* Start MATERIAL *
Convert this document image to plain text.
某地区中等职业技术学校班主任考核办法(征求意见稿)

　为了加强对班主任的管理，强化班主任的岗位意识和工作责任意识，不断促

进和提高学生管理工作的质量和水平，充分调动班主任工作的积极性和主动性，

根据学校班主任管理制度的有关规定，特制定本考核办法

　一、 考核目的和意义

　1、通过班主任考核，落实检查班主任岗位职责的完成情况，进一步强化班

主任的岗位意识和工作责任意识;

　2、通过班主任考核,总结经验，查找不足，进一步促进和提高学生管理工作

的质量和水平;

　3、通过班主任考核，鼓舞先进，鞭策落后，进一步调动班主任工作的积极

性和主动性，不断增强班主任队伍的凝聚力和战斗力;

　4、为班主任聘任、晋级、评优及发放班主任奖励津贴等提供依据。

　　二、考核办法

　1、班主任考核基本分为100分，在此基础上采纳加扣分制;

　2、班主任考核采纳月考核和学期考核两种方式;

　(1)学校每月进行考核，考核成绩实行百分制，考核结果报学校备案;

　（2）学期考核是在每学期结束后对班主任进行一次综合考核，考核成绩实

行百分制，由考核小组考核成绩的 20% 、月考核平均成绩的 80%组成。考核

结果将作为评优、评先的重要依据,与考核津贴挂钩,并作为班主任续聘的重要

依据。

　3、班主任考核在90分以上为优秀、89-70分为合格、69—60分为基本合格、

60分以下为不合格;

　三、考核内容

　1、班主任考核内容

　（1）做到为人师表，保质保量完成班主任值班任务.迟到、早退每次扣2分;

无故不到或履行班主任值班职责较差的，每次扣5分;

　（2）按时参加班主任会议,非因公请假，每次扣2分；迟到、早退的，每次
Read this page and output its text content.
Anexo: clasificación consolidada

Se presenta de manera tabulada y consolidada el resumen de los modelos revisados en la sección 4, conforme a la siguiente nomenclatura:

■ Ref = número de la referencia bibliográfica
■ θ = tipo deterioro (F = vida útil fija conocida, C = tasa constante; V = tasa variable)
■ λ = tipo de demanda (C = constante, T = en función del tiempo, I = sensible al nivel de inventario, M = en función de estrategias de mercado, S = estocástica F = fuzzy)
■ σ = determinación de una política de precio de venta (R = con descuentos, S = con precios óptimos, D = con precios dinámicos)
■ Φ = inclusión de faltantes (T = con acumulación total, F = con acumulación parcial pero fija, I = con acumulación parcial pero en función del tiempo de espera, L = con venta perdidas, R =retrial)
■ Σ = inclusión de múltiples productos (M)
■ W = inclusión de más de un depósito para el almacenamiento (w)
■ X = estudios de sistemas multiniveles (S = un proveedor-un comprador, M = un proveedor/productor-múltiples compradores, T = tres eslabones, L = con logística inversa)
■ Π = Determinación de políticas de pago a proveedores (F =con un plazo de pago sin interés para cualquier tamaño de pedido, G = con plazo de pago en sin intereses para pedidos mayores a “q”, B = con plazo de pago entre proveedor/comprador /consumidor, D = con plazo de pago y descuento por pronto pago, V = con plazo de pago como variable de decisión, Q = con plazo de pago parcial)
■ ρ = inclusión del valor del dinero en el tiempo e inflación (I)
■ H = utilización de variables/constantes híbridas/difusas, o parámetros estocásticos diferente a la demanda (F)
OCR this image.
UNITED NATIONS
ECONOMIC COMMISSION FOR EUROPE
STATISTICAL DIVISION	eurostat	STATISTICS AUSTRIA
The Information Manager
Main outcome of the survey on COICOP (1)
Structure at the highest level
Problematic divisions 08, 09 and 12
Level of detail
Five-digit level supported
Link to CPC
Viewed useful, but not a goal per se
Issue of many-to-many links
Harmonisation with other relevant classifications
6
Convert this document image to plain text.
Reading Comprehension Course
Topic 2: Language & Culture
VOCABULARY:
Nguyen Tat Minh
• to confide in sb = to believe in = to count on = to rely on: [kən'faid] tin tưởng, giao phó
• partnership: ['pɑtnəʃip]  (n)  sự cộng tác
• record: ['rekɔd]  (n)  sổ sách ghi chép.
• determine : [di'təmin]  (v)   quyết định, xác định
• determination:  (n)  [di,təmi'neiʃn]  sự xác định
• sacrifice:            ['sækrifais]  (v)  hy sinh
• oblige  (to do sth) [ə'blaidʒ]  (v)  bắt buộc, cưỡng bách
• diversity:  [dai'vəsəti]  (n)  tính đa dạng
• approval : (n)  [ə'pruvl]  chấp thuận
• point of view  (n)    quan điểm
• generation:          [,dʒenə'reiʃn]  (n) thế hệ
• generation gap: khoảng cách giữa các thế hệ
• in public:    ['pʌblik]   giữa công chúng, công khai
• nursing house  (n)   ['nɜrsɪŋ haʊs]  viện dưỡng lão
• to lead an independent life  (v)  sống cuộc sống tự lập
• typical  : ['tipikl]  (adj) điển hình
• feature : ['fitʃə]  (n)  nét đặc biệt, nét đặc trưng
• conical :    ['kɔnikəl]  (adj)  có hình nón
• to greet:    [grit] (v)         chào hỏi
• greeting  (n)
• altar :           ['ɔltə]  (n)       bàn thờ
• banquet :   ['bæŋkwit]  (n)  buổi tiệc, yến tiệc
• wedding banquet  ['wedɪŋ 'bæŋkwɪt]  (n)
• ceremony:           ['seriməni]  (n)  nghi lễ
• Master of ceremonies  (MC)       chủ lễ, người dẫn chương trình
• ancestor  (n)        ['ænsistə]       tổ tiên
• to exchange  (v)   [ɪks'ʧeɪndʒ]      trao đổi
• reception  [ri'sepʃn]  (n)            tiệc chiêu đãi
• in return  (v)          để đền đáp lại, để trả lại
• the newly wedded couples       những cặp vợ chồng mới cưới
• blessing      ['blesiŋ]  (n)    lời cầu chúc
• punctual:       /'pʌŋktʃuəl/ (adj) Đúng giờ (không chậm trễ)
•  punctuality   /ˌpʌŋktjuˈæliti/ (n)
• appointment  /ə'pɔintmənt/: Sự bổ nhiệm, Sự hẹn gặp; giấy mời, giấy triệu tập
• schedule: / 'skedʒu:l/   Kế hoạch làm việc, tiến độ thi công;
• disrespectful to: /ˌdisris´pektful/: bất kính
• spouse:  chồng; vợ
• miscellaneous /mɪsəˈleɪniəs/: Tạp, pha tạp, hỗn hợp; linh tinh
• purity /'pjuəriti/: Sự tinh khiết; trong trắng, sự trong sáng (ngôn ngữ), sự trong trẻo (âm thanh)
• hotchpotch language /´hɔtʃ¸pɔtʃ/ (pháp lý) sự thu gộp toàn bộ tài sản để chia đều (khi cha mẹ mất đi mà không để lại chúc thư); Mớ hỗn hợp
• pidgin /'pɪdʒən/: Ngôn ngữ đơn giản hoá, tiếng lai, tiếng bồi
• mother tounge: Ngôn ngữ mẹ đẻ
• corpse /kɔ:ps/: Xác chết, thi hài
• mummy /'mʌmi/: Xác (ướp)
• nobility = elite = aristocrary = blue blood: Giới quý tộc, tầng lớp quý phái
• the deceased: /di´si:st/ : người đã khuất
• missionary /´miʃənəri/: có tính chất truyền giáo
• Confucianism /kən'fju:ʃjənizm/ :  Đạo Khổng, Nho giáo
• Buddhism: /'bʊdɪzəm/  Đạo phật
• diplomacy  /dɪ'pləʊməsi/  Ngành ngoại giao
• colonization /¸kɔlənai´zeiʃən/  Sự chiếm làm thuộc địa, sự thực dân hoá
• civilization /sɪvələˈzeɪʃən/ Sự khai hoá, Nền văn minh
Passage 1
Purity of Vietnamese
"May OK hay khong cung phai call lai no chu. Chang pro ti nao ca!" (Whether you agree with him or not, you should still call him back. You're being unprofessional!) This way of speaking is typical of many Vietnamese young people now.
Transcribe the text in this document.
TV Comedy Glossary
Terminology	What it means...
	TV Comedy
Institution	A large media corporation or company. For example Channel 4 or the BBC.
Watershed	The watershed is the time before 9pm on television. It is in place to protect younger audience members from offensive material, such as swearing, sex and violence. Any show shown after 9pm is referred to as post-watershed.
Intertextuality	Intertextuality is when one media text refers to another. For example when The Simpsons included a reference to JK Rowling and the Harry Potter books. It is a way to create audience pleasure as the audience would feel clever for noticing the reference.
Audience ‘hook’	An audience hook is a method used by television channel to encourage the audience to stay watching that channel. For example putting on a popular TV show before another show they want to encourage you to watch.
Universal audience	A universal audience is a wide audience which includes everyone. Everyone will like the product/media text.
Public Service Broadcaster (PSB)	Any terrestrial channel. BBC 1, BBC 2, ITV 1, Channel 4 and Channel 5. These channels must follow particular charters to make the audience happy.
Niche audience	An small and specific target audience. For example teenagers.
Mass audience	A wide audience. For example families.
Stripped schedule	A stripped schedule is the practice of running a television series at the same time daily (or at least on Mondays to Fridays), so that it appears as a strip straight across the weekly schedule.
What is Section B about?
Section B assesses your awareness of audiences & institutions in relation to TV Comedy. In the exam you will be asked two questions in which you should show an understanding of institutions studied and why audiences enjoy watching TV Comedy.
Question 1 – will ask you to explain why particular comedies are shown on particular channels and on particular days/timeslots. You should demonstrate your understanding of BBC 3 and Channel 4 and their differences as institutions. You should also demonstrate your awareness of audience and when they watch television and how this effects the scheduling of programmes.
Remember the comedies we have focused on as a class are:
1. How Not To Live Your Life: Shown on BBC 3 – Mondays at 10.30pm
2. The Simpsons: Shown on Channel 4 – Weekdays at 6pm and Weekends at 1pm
* End MATERIAL *
**EXERCISE DESCRIPTION**
In the lines above, locate the string "will". Copy every line where it occurs.

**EXPECTED ANSWER**
Universal audience	A universal audience is a wide audience which includes everyone. Everyone will like the product/media text.
Section B assesses your awareness of audiences & institutions in relation to TV Comedy. In the exam you will be asked two questions in which you should show an understanding of institutions studied and why audiences enjoy watching TV Comedy.
Question 1 – will ask you to explain why particular comedies are shown on particular channels and on particular days/timeslots. You should demonstrate your understanding of BBC 3 and Channel 4 and their differences as institutions. You should also demonstrate your awareness of audience and when they watch television and how this effects the scheduling of programmes.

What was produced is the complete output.